■ Record list ■

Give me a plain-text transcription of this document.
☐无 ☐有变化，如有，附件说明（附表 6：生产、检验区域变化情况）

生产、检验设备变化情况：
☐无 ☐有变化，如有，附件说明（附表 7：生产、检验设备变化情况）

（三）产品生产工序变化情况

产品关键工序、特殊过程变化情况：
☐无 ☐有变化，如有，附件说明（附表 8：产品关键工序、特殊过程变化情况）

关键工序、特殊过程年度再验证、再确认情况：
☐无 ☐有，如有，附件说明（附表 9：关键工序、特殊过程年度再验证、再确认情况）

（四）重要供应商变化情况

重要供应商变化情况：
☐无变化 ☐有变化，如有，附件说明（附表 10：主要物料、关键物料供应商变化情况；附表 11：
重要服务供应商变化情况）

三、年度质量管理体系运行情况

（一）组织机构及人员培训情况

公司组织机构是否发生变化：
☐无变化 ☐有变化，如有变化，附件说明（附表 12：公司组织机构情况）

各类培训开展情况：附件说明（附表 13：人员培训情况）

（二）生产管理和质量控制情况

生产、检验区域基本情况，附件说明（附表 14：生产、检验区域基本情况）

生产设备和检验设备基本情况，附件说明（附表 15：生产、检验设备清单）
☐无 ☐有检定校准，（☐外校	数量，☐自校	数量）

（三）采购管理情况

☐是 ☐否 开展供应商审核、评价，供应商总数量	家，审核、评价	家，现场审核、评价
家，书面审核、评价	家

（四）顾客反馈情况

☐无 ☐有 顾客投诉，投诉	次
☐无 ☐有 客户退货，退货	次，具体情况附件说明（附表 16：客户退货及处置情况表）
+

■ Task brief ■
Without omitting anything, output the entries exactly.

■ Solution for this task ■
Give me a plain-text transcription of this document.
☐无 ☐有变化，如有，附件说明（附表 6：生产、检验区域变化情况）

生产、检验设备变化情况：
☐无 ☐有变化，如有，附件说明（附表 7：生产、检验设备变化情况）

（三）产品生产工序变化情况

产品关键工序、特殊过程变化情况：
☐无 ☐有变化，如有，附件说明（附表 8：产品关键工序、特殊过程变化情况）

关键工序、特殊过程年度再验证、再确认情况：
☐无 ☐有，如有，附件说明（附表 9：关键工序、特殊过程年度再验证、再确认情况）

（四）重要供应商变化情况

重要供应商变化情况：
☐无变化 ☐有变化，如有，附件说明（附表 10：主要物料、关键物料供应商变化情况；附表 11：
重要服务供应商变化情况）

三、年度质量管理体系运行情况

（一）组织机构及人员培训情况

公司组织机构是否发生变化：
☐无变化 ☐有变化，如有变化，附件说明（附表 12：公司组织机构情况）

各类培训开展情况：附件说明（附表 13：人员培训情况）

（二）生产管理和质量控制情况

生产、检验区域基本情况，附件说明（附表 14：生产、检验区域基本情况）

生产设备和检验设备基本情况，附件说明（附表 15：生产、检验设备清单）
☐无 ☐有检定校准，（☐外校	数量，☐自校	数量）

（三）采购管理情况

☐是 ☐否 开展供应商审核、评价，供应商总数量	家，审核、评价	家，现场审核、评价
家，书面审核、评价	家

（四）顾客反馈情况

☐无 ☐有 顾客投诉，投诉	次
☐无 ☐有 客户退货，退货	次，具体情况附件说明（附表 16：客户退货及处置情况表）
+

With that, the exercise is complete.